* [Exercise]: Work out how many lines in the entries contain the string "this", and give nothing but that number.

** BEGIN Data excerpts **

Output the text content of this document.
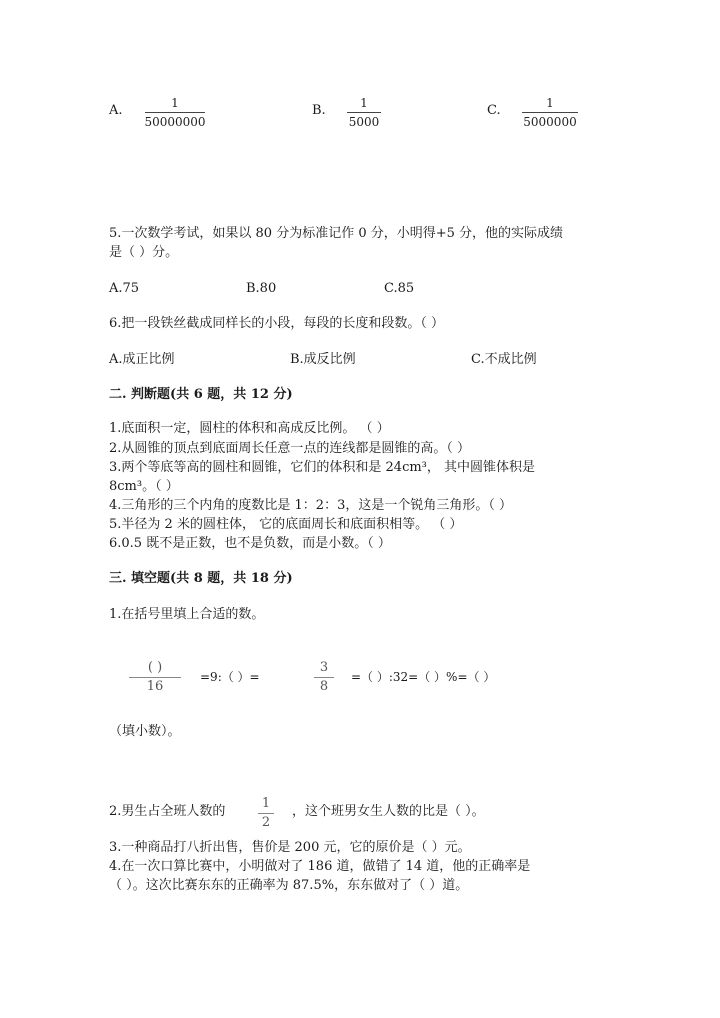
A.	1
50000000
B.	1
5000
C.	1
5000000
5.一次数学考试，如果以 80 分为标准记作 0 分，小明得+5 分，他的实际成绩
是（ ）分。
A.75	B.80	C.85
6.把一段铁丝截成同样长的小段，每段的长度和段数。（ ）
A.成正比例	B.成反比例	C.不成比例
二. 判断题(共 6 题，共 12 分)
1.底面积一定，圆柱的体积和高成反比例。 （ ）
2.从圆锥的顶点到底面周长任意一点的连线都是圆锥的高。（ ）
3.两个等底等高的圆柱和圆锥，它们的体积和是 24cm³， 其中圆锥体积是
8cm³。（ ）
4.三角形的三个内角的度数比是 1：2：3，这是一个锐角三角形。（ ）
5.半径为 2 米的圆柱体， 它的底面周长和底面积相等。 （ ）
6.0.5 既不是正数，也不是负数，而是小数。（ ）
三. 填空题(共 8 题，共 18 分)
1.在括号里填上合适的数。
( )
16
=9:（ ）=
3
8
=（ ）:32=（ ）%=（ ）
（填小数）。
2.男生占全班人数的
1
2
，这个班男女生人数的比是（ ）。
3.一种商品打八折出售，售价是 200 元，它的原价是（ ）元。
4.在一次口算比赛中，小明做对了 186 道，做错了 14 道，他的正确率是
（ ）。这次比赛东东的正确率为 87.5%，东东做对了（ ）道。
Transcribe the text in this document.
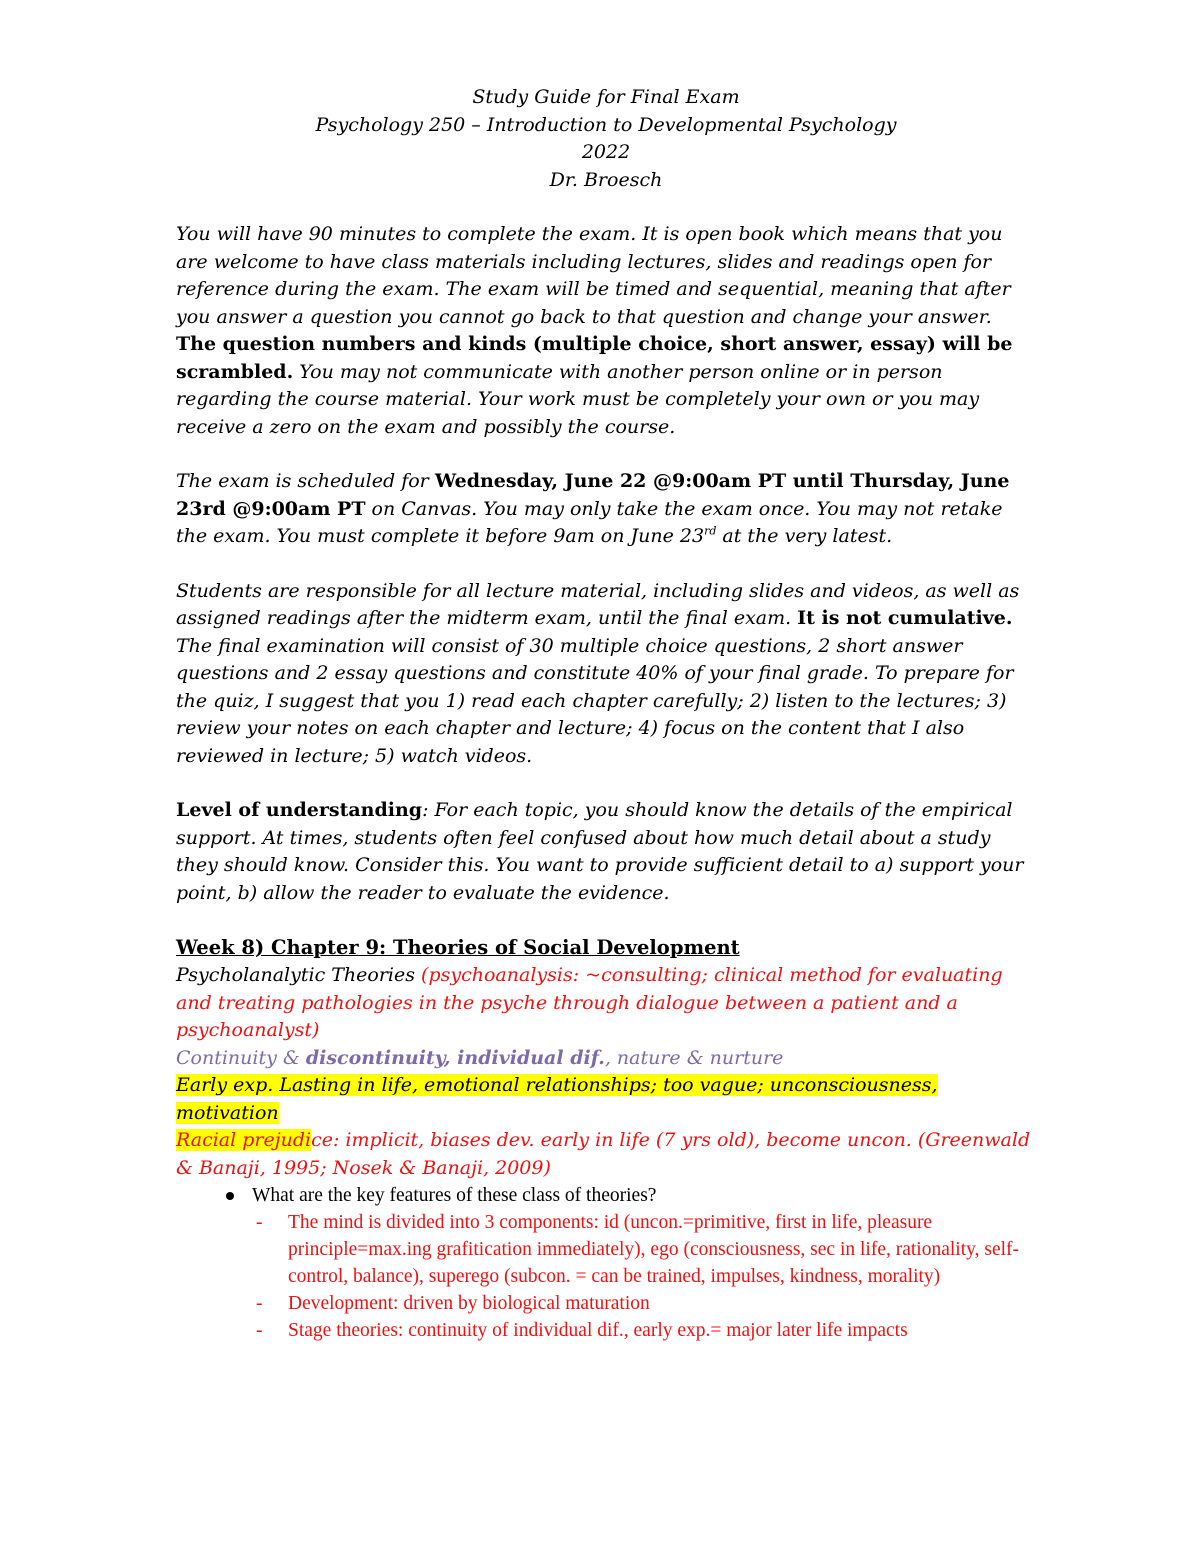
Study Guide for Final Exam
Psychology 250 – Introduction to Developmental Psychology
2022
Dr. Broesch

You will have 90 minutes to complete the exam. It is open book which means that you are welcome to have class materials including lectures, slides and readings open for reference during the exam. The exam will be timed and sequential, meaning that after you answer a question you cannot go back to that question and change your answer. The question numbers and kinds (multiple choice, short answer, essay) will be scrambled. You may not communicate with another person online or in person regarding the course material. Your work must be completely your own or you may receive a zero on the exam and possibly the course.

The exam is scheduled for Wednesday, June 22 @9:00am PT until Thursday, June 23rd @9:00am PT on Canvas. You may only take the exam once. You may not retake the exam. You must complete it before 9am on June 23rd at the very latest.

Students are responsible for all lecture material, including slides and videos, as well as assigned readings after the midterm exam, until the final exam. It is not cumulative. The final examination will consist of 30 multiple choice questions, 2 short answer questions and 2 essay questions and constitute 40% of your final grade. To prepare for the quiz, I suggest that you 1) read each chapter carefully; 2) listen to the lectures; 3) review your notes on each chapter and lecture; 4) focus on the content that I also reviewed in lecture; 5) watch videos.

Level of understanding: For each topic, you should know the details of the empirical support. At times, students often feel confused about how much detail about a study they should know. Consider this. You want to provide sufficient detail to a) support your point, b) allow the reader to evaluate the evidence.

Week 8) Chapter 9: Theories of Social Development

Psycholanalytic Theories (psychoanalysis: ~consulting; clinical method for evaluating and treating pathologies in the psyche through dialogue between a patient and a psychoanalyst)

Continuity & discontinuity, individual dif., nature & nurture

Early exp. Lasting in life, emotional relationships; too vague; unconsciousness, motivation

Racial prejudice: implicit, biases dev. early in life (7 yrs old), become uncon. (Greenwald & Banaji, 1995; Nosek & Banaji, 2009)

What are the key features of these class of theories?
- The mind is divided into 3 components: id (uncon.=primitive, first in life, pleasure principle=max.ing grafitication immediately), ego (consciousness, sec in life, rationality, self-control, balance), superego (subcon. = can be trained, impulses, kindness, morality)
- Development: driven by biological maturation
- Stage theories: continuity of individual dif., early exp.= major later life impacts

** END Data excerpts **

* [Reply]: 3